## WHAT THIS TASK INVOLVES
What is needed here is an exact copy of every entry.
start PROVIDED ENTRIES
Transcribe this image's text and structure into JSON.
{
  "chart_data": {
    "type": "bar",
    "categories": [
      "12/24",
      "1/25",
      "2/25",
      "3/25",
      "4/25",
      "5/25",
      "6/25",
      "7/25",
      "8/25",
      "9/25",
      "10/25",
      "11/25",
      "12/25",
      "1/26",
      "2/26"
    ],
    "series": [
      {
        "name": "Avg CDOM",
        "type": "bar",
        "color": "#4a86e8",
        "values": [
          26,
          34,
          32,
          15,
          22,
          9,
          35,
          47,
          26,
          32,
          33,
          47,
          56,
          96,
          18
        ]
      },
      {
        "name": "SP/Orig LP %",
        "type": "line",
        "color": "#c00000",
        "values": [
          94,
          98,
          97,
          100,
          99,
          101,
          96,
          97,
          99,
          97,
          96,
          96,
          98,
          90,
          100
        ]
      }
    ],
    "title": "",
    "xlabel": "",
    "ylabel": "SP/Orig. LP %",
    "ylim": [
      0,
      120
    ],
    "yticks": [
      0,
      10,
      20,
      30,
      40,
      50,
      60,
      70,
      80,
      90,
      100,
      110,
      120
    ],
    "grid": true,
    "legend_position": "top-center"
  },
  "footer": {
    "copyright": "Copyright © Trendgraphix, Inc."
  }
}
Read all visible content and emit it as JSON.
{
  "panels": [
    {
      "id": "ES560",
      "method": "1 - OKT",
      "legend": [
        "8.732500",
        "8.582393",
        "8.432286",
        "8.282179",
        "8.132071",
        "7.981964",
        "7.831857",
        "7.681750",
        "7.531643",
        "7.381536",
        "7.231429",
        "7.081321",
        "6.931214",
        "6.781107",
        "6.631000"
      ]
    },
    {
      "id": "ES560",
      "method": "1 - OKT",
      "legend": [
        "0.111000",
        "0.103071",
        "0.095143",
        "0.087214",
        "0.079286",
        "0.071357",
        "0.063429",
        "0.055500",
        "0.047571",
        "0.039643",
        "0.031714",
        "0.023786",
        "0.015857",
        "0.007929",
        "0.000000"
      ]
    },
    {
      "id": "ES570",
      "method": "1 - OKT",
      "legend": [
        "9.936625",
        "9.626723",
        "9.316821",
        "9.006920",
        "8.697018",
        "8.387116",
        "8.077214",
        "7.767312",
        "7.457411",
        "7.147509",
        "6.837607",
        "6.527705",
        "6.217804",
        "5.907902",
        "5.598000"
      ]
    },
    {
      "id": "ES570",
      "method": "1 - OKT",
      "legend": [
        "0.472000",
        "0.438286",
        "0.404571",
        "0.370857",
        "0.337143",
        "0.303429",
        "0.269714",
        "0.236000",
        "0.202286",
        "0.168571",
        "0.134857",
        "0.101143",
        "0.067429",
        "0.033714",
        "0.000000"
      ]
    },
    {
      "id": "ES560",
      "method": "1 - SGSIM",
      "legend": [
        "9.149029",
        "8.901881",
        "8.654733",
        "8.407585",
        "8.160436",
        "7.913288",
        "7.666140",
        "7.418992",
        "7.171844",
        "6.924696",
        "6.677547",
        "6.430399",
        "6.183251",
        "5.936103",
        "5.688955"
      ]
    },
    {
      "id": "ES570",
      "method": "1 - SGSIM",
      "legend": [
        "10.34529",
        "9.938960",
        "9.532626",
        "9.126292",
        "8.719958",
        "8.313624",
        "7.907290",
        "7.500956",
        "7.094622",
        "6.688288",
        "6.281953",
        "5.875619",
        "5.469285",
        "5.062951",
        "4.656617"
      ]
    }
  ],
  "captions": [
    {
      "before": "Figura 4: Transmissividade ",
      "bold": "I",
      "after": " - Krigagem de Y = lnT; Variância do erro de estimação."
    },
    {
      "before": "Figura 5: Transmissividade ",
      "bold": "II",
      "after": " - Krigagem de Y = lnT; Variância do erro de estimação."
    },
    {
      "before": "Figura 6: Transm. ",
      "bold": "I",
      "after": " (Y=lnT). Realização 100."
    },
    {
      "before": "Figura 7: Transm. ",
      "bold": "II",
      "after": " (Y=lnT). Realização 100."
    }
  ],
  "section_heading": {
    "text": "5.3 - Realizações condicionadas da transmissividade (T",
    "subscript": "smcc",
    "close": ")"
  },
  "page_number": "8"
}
end PROVIDED ENTRIES
## SOLUTION TO THE PROBLEM
Transcribe this image's text and structure into JSON.
{
  "chart_data": {
    "type": "bar",
    "categories": [
      "12/24",
      "1/25",
      "2/25",
      "3/25",
      "4/25",
      "5/25",
      "6/25",
      "7/25",
      "8/25",
      "9/25",
      "10/25",
      "11/25",
      "12/25",
      "1/26",
      "2/26"
    ],
    "series": [
      {
        "name": "Avg CDOM",
        "type": "bar",
        "color": "#4a86e8",
        "values": [
          26,
          34,
          32,
          15,
          22,
          9,
          35,
          47,
          26,
          32,
          33,
          47,
          56,
          96,
          18
        ]
      },
      {
        "name": "SP/Orig LP %",
        "type": "line",
        "color": "#c00000",
        "values": [
          94,
          98,
          97,
          100,
          99,
          101,
          96,
          97,
          99,
          97,
          96,
          96,
          98,
          90,
          100
        ]
      }
    ],
    "title": "",
    "xlabel": "",
    "ylabel": "SP/Orig. LP %",
    "ylim": [
      0,
      120
    ],
    "yticks": [
      0,
      10,
      20,
      30,
      40,
      50,
      60,
      70,
      80,
      90,
      100,
      110,
      120
    ],
    "grid": true,
    "legend_position": "top-center"
  },
  "footer": {
    "copyright": "Copyright © Trendgraphix, Inc."
  }
}
Read all visible content and emit it as JSON.
{
  "panels": [
    {
      "id": "ES560",
      "method": "1 - OKT",
      "legend": [
        "8.732500",
        "8.582393",
        "8.432286",
        "8.282179",
        "8.132071",
        "7.981964",
        "7.831857",
        "7.681750",
        "7.531643",
        "7.381536",
        "7.231429",
        "7.081321",
        "6.931214",
        "6.781107",
        "6.631000"
      ]
    },
    {
      "id": "ES560",
      "method": "1 - OKT",
      "legend": [
        "0.111000",
        "0.103071",
        "0.095143",
        "0.087214",
        "0.079286",
        "0.071357",
        "0.063429",
        "0.055500",
        "0.047571",
        "0.039643",
        "0.031714",
        "0.023786",
        "0.015857",
        "0.007929",
        "0.000000"
      ]
    },
    {
      "id": "ES570",
      "method": "1 - OKT",
      "legend": [
        "9.936625",
        "9.626723",
        "9.316821",
        "9.006920",
        "8.697018",
        "8.387116",
        "8.077214",
        "7.767312",
        "7.457411",
        "7.147509",
        "6.837607",
        "6.527705",
        "6.217804",
        "5.907902",
        "5.598000"
      ]
    },
    {
      "id": "ES570",
      "method": "1 - OKT",
      "legend": [
        "0.472000",
        "0.438286",
        "0.404571",
        "0.370857",
        "0.337143",
        "0.303429",
        "0.269714",
        "0.236000",
        "0.202286",
        "0.168571",
        "0.134857",
        "0.101143",
        "0.067429",
        "0.033714",
        "0.000000"
      ]
    },
    {
      "id": "ES560",
      "method": "1 - SGSIM",
      "legend": [
        "9.149029",
        "8.901881",
        "8.654733",
        "8.407585",
        "8.160436",
        "7.913288",
        "7.666140",
        "7.418992",
        "7.171844",
        "6.924696",
        "6.677547",
        "6.430399",
        "6.183251",
        "5.936103",
        "5.688955"
      ]
    },
    {
      "id": "ES570",
      "method": "1 - SGSIM",
      "legend": [
        "10.34529",
        "9.938960",
        "9.532626",
        "9.126292",
        "8.719958",
        "8.313624",
        "7.907290",
        "7.500956",
        "7.094622",
        "6.688288",
        "6.281953",
        "5.875619",
        "5.469285",
        "5.062951",
        "4.656617"
      ]
    }
  ],
  "captions": [
    {
      "before": "Figura 4: Transmissividade ",
      "bold": "I",
      "after": " - Krigagem de Y = lnT; Variância do erro de estimação."
    },
    {
      "before": "Figura 5: Transmissividade ",
      "bold": "II",
      "after": " - Krigagem de Y = lnT; Variância do erro de estimação."
    },
    {
      "before": "Figura 6: Transm. ",
      "bold": "I",
      "after": " (Y=lnT). Realização 100."
    },
    {
      "before": "Figura 7: Transm. ",
      "bold": "II",
      "after": " (Y=lnT). Realização 100."
    }
  ],
  "section_heading": {
    "text": "5.3 - Realizações condicionadas da transmissividade (T",
    "subscript": "smcc",
    "close": ")"
  },
  "page_number": "8"
}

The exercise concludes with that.